CHALLENGE:
Tally how many lines in the items below contain the string "rule", with case counting. Reply with the number only.

— Begin STORED ROWS —

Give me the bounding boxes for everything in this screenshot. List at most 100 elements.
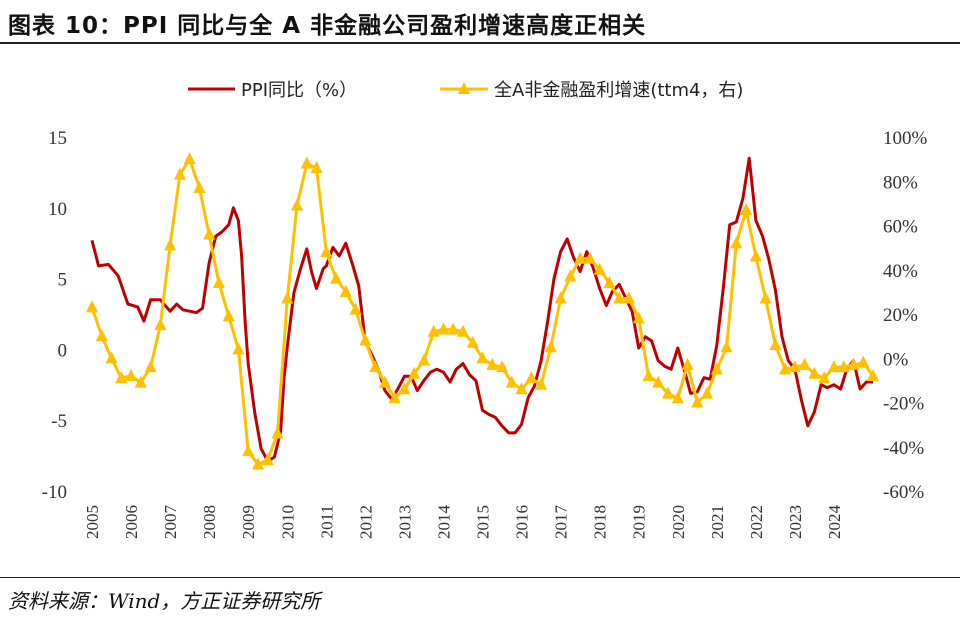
- profit-point: [622, 291, 635, 304]
- profit-point: [339, 284, 352, 297]
- profit-point: [408, 366, 421, 379]
- profit-point: [496, 360, 509, 373]
- x-tick-label: 2017: [552, 505, 571, 540]
- profit-point: [349, 302, 362, 315]
- profit-point: [310, 160, 323, 173]
- profit-point: [661, 386, 674, 399]
- y-right-tick-label: -20%: [883, 394, 924, 415]
- y-left-tick-label: 5: [58, 270, 68, 291]
- x-tick-label: 2022: [747, 505, 766, 539]
- x-tick-label: 2008: [200, 505, 219, 539]
- profit-point: [134, 375, 147, 388]
- profit-point: [271, 426, 284, 439]
- legend-group: PPI同比（%） 全A非金融盈利增速(ttm4，右): [188, 80, 743, 101]
- bottom-rule: [0, 577, 960, 578]
- profit-point: [574, 251, 587, 264]
- y-right-tick-label: 100%: [883, 128, 928, 149]
- profit-point: [544, 340, 557, 353]
- profit-point: [788, 360, 801, 373]
- profit-point: [378, 375, 391, 388]
- profit-point: [359, 333, 372, 346]
- legend-marker-profit: [458, 82, 470, 94]
- axes-group: 15 10 5 0 -5 -10 100% 80% 60% 40% 20% 0% -20% -40% -60…: [42, 128, 928, 539]
- x-tick-label: 2018: [591, 505, 610, 539]
- top-rule: [0, 42, 960, 44]
- source-note: 资料来源：Wind，方正证券研究所: [8, 589, 321, 613]
- profit-series-line: [90, 157, 875, 466]
- profit-point: [261, 453, 274, 466]
- chart-title: 图表 10：PPI 同比与全 A 非金融公司盈利增速高度正相关: [8, 13, 647, 39]
- profit-point: [818, 371, 831, 384]
- profit-point: [857, 355, 870, 368]
- profit-point: [535, 377, 548, 390]
- x-tick-label: 2013: [395, 505, 414, 539]
- x-tick-label: 2019: [630, 505, 649, 539]
- profit-point: [730, 236, 743, 249]
- x-tick-label: 2023: [786, 505, 805, 539]
- profit-point: [808, 366, 821, 379]
- profit-point: [779, 362, 792, 375]
- profit-point: [681, 357, 694, 370]
- profit-point: [476, 351, 489, 364]
- profit-point: [232, 342, 245, 355]
- legend-label-profit: 全A非金融盈利增速(ttm4，右): [494, 80, 743, 101]
- x-tick-label: 2021: [708, 505, 727, 539]
- profit-point: [164, 238, 177, 251]
- profit-point: [847, 357, 860, 370]
- profit-point: [300, 156, 313, 169]
- profit-point: [554, 291, 567, 304]
- profit-point: [183, 152, 196, 165]
- profit-point: [388, 391, 401, 404]
- profit-point: [525, 371, 538, 384]
- profit-point: [437, 322, 450, 335]
- profit-point: [291, 198, 304, 211]
- profit-point: [827, 360, 840, 373]
- profit-point: [330, 271, 343, 284]
- x-tick-label: 2012: [356, 505, 375, 539]
- y-left-tick-label: 0: [58, 340, 68, 361]
- x-tick-label: 2011: [317, 505, 336, 538]
- x-tick-label: 2009: [239, 505, 258, 539]
- profit-point: [105, 351, 118, 364]
- profit-point: [749, 249, 762, 262]
- legend-label-ppi: PPI同比（%）: [241, 80, 357, 101]
- profit-point: [642, 368, 655, 381]
- x-tick-label: 2020: [669, 505, 688, 539]
- profit-point: [447, 322, 460, 335]
- x-tick-label: 2015: [474, 505, 493, 539]
- ppi-series-line: [90, 156, 873, 463]
- profit-point: [95, 329, 108, 342]
- profit-point: [417, 353, 430, 366]
- profit-point: [281, 291, 294, 304]
- profit-point: [710, 362, 723, 375]
- profit-point: [398, 382, 411, 395]
- profit-point: [125, 368, 138, 381]
- profit-point: [583, 251, 596, 264]
- y-left-tick-label: -10: [42, 482, 67, 503]
- profit-point: [212, 276, 225, 289]
- x-tick-label: 2010: [278, 505, 297, 539]
- profit-point: [203, 227, 216, 240]
- x-tick-label: 2005: [83, 505, 102, 539]
- profit-point: [740, 203, 753, 216]
- series-group: [86, 152, 879, 470]
- y-left-tick-label: 15: [48, 128, 67, 149]
- profit-point: [486, 357, 499, 370]
- profit-point: [691, 395, 704, 408]
- profit-point: [154, 318, 167, 331]
- profit-point: [759, 291, 772, 304]
- y-right-tick-label: 20%: [883, 305, 918, 326]
- profit-point: [593, 262, 606, 275]
- profit-point: [613, 291, 626, 304]
- profit-point: [456, 324, 469, 337]
- y-right-tick-label: -60%: [883, 482, 924, 503]
- profit-point: [222, 309, 235, 322]
- profit-point: [652, 375, 665, 388]
- y-right-tick-label: 60%: [883, 217, 918, 238]
- profit-point: [701, 386, 714, 399]
- x-tick-label: 2006: [122, 505, 141, 539]
- y-right-tick-label: -40%: [883, 438, 924, 459]
- y-right-tick-label: 0%: [883, 349, 909, 370]
- profit-point: [427, 324, 440, 337]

— End STORED ROWS —

FINISHED TASK:
2